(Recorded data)
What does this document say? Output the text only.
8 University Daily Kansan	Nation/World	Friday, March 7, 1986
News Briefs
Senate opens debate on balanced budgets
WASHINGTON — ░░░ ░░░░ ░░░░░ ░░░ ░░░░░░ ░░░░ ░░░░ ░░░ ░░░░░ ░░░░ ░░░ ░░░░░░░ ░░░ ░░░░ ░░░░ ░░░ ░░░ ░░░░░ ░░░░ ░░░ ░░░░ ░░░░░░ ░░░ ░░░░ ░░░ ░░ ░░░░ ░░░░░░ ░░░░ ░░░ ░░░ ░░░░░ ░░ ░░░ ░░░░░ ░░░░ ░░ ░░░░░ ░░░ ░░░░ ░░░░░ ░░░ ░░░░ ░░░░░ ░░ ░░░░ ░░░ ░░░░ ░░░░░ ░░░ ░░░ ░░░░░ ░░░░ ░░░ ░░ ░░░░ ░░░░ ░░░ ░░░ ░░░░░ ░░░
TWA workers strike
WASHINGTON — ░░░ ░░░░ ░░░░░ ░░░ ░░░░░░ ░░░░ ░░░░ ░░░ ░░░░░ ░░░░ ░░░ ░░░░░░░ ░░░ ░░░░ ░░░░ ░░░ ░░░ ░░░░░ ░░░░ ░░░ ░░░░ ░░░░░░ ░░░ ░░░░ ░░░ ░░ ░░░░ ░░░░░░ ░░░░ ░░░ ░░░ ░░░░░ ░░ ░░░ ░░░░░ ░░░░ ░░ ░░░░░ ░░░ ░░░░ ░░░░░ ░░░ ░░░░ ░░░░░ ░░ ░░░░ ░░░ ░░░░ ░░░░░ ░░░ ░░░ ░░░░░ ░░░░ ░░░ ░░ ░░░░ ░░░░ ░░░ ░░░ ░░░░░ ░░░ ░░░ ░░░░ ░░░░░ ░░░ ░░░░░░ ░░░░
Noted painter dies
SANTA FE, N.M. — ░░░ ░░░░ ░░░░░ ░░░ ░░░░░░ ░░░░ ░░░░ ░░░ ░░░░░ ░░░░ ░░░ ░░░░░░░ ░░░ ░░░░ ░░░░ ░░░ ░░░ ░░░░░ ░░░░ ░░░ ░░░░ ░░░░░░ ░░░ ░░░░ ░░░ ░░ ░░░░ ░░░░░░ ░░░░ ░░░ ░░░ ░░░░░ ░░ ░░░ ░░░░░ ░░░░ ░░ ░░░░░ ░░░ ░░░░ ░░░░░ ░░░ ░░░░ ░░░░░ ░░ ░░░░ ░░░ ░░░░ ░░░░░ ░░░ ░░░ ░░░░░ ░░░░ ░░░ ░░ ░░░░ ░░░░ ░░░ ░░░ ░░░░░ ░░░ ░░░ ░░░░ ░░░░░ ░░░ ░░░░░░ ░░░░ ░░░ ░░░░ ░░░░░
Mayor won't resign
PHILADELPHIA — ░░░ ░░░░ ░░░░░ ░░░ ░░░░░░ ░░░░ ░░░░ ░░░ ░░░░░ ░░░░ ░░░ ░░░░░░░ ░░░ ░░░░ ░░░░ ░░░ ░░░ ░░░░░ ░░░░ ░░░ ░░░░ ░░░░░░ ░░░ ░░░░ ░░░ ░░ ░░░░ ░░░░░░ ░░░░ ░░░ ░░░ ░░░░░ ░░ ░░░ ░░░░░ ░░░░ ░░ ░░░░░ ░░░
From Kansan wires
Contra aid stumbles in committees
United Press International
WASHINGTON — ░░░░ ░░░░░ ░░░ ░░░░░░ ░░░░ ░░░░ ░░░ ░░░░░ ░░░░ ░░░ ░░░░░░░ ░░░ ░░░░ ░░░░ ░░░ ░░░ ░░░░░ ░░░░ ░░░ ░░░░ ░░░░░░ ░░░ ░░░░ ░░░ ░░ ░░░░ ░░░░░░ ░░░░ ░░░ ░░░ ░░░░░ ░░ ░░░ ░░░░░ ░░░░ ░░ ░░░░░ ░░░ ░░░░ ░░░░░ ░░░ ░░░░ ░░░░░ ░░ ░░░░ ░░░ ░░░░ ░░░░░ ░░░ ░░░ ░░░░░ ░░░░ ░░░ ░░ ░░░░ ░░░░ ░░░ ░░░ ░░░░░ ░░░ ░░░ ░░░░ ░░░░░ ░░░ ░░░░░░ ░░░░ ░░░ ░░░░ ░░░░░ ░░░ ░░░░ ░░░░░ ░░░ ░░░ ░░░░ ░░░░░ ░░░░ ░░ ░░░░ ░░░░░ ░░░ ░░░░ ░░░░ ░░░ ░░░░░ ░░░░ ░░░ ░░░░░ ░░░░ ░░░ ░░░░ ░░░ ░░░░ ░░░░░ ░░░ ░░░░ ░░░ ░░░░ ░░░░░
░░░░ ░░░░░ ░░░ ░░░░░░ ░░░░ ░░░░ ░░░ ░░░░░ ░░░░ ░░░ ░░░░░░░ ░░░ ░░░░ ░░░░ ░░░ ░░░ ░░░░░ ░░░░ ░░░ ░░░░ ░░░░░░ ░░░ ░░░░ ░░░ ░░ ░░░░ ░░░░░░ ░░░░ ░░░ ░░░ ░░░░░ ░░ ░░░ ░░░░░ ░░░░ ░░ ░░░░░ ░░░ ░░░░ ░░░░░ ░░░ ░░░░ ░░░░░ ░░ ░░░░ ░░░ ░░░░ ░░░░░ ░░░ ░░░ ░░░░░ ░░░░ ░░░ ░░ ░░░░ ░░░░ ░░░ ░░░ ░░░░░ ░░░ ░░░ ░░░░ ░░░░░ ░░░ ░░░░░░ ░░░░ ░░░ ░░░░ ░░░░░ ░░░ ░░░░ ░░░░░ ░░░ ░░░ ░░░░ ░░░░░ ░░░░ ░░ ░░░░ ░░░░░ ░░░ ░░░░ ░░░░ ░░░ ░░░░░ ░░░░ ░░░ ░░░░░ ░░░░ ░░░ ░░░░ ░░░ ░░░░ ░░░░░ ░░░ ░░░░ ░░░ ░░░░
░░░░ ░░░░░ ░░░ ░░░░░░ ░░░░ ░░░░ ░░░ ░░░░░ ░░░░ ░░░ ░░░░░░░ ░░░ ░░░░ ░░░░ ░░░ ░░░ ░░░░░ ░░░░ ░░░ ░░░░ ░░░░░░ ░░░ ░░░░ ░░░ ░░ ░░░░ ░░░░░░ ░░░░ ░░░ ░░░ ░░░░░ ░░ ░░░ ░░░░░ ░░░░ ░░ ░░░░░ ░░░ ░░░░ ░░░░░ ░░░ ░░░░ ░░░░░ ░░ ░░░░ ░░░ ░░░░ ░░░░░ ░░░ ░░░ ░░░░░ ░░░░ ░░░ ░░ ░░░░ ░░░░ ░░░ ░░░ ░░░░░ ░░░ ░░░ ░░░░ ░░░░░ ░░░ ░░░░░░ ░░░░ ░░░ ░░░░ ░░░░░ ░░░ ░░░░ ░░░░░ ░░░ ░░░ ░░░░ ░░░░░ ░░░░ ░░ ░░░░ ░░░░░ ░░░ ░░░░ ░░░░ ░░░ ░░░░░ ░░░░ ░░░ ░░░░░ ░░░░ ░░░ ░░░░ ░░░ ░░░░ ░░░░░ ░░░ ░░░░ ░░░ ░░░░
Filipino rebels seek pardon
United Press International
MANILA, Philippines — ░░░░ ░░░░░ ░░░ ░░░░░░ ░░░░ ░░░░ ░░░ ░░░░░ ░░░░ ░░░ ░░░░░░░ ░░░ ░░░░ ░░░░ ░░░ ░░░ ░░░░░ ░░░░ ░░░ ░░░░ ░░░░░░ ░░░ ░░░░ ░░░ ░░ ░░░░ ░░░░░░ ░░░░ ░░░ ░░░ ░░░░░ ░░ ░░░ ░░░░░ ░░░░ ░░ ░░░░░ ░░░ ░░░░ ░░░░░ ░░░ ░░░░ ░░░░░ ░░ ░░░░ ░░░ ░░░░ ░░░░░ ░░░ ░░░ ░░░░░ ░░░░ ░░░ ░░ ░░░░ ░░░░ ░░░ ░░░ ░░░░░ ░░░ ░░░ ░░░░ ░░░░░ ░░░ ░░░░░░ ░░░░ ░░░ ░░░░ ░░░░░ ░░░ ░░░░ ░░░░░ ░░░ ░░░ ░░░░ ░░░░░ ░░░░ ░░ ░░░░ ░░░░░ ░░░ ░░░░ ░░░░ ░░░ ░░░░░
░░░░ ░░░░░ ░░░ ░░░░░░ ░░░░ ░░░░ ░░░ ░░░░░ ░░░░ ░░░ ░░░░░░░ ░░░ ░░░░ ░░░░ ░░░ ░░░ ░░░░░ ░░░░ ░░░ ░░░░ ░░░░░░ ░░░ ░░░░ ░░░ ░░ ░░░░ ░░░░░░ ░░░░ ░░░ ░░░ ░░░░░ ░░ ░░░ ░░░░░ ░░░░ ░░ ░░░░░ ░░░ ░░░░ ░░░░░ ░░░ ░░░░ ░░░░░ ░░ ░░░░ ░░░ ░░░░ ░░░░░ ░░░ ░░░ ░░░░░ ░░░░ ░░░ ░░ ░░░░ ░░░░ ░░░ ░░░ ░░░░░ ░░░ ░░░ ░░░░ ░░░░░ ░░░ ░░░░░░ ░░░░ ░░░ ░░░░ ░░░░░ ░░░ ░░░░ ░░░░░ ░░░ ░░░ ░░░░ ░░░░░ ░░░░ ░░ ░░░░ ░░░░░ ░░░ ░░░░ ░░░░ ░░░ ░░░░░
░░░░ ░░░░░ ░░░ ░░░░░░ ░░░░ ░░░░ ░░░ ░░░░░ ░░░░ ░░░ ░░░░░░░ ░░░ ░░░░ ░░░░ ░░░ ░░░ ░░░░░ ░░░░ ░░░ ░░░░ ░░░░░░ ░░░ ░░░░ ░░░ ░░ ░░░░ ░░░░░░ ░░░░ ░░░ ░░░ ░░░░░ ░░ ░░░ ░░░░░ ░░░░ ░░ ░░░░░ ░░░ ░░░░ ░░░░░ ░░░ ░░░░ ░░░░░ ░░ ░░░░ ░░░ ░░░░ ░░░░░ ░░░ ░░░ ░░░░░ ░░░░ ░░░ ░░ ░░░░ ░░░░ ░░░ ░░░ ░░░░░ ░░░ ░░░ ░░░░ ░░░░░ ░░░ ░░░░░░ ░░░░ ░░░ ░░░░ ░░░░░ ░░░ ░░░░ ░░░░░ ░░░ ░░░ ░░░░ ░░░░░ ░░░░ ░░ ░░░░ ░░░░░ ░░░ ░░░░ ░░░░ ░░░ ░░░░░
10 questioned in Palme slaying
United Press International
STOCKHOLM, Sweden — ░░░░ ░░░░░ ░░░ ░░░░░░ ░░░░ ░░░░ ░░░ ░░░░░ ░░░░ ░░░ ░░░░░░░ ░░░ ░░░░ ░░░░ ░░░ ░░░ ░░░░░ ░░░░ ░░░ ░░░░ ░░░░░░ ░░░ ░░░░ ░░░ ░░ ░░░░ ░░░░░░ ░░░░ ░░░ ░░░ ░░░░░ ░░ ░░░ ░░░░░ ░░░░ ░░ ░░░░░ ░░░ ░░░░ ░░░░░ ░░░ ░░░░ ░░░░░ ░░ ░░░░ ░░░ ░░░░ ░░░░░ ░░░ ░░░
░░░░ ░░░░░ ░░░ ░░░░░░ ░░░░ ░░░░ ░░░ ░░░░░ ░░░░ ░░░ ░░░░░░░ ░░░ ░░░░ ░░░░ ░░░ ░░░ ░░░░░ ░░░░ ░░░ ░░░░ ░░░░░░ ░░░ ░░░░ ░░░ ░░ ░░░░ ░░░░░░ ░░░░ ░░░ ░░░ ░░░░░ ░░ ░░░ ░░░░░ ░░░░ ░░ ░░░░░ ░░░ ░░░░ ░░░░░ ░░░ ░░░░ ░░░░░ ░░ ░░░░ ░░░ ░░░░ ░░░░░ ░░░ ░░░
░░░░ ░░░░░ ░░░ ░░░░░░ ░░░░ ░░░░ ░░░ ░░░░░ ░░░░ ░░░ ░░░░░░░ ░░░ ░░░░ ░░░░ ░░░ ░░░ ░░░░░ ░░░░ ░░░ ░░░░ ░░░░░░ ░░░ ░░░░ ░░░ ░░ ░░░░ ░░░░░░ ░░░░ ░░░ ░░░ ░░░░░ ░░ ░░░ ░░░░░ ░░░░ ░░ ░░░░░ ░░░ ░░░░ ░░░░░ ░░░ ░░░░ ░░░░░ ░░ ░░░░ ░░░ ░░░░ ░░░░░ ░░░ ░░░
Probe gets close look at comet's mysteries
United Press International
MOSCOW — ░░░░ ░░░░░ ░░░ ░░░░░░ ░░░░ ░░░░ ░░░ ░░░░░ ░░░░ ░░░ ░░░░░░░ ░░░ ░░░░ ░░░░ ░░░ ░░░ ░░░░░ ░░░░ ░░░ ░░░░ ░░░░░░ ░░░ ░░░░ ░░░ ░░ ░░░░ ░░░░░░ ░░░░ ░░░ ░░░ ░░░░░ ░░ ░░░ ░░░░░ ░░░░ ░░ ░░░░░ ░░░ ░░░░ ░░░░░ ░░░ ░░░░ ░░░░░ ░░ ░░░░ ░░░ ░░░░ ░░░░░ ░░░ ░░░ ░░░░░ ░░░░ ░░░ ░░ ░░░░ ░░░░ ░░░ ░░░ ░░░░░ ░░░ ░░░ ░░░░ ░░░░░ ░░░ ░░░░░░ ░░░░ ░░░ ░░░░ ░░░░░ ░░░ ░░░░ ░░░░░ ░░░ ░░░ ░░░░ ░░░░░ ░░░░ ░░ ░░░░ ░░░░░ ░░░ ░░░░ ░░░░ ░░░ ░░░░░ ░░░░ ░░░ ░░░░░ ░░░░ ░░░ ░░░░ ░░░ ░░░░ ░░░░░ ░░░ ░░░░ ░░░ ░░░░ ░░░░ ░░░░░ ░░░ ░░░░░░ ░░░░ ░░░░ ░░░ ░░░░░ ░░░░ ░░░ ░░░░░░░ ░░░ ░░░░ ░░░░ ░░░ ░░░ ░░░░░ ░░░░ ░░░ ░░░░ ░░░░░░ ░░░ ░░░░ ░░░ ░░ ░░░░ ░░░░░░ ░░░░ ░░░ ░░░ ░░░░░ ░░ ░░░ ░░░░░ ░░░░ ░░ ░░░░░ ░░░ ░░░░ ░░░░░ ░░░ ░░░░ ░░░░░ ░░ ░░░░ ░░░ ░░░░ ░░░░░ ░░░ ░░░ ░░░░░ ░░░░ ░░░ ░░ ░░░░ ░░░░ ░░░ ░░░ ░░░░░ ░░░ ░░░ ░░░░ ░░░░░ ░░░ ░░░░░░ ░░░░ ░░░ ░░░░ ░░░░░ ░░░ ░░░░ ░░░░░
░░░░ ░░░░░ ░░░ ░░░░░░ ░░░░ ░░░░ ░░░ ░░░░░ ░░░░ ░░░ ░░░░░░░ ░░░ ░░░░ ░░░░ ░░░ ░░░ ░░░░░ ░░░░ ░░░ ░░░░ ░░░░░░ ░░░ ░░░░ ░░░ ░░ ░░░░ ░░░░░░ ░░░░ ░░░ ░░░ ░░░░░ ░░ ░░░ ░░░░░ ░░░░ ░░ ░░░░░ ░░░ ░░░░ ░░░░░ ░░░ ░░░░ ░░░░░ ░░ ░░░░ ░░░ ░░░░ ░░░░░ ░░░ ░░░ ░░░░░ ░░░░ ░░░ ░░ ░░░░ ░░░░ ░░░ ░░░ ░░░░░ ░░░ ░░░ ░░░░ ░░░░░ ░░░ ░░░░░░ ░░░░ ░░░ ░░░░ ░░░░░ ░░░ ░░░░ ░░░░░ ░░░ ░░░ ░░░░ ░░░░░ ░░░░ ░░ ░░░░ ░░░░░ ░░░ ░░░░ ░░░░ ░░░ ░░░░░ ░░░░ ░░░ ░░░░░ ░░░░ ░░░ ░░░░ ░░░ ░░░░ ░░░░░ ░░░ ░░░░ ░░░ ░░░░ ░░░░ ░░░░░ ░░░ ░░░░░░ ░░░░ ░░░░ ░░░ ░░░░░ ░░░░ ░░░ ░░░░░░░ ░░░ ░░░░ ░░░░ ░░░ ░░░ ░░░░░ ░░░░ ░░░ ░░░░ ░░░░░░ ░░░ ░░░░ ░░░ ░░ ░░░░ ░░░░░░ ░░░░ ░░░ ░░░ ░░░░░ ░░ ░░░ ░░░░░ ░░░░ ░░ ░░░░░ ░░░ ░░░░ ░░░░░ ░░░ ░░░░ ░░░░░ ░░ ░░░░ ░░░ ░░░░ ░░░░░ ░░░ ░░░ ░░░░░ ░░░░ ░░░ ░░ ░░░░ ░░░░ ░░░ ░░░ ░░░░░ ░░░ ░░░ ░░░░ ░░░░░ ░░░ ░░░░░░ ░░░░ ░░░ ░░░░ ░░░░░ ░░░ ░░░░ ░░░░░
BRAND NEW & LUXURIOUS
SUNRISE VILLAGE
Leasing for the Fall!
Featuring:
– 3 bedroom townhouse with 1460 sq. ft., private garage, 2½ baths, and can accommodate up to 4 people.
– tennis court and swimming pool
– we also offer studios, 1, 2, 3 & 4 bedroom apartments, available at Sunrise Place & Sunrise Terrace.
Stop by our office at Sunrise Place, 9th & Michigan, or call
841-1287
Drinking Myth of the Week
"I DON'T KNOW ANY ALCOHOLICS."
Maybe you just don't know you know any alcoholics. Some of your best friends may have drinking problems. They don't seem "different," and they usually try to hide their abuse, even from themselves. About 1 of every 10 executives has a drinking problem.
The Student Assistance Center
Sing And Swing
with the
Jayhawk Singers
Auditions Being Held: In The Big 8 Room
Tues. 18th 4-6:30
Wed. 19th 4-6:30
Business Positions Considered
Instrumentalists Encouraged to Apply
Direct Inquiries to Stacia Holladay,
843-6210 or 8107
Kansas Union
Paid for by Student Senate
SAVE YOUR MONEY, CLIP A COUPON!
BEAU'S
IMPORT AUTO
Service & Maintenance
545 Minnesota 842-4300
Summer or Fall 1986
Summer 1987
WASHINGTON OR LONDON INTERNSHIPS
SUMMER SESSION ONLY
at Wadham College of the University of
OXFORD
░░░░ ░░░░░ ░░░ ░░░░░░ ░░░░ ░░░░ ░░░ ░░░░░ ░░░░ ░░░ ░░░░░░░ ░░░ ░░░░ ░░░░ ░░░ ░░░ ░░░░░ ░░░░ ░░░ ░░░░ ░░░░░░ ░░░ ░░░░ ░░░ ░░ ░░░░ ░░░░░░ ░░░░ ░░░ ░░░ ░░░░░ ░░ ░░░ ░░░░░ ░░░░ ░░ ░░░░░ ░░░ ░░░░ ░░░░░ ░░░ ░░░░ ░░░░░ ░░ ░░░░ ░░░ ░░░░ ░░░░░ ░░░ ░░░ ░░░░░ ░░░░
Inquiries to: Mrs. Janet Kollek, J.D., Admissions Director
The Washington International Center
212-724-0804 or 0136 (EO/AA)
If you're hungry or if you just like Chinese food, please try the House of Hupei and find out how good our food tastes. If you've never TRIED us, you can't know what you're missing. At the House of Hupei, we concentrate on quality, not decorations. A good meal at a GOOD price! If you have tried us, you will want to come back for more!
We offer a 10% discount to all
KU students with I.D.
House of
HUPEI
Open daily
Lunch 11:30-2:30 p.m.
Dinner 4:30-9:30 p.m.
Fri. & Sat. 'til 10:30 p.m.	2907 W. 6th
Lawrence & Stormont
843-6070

→ **Problem to solve**: Copy every line of the data that holds the string "Center".

→ **Reply**:
The Student Assistance Center
The Washington International Center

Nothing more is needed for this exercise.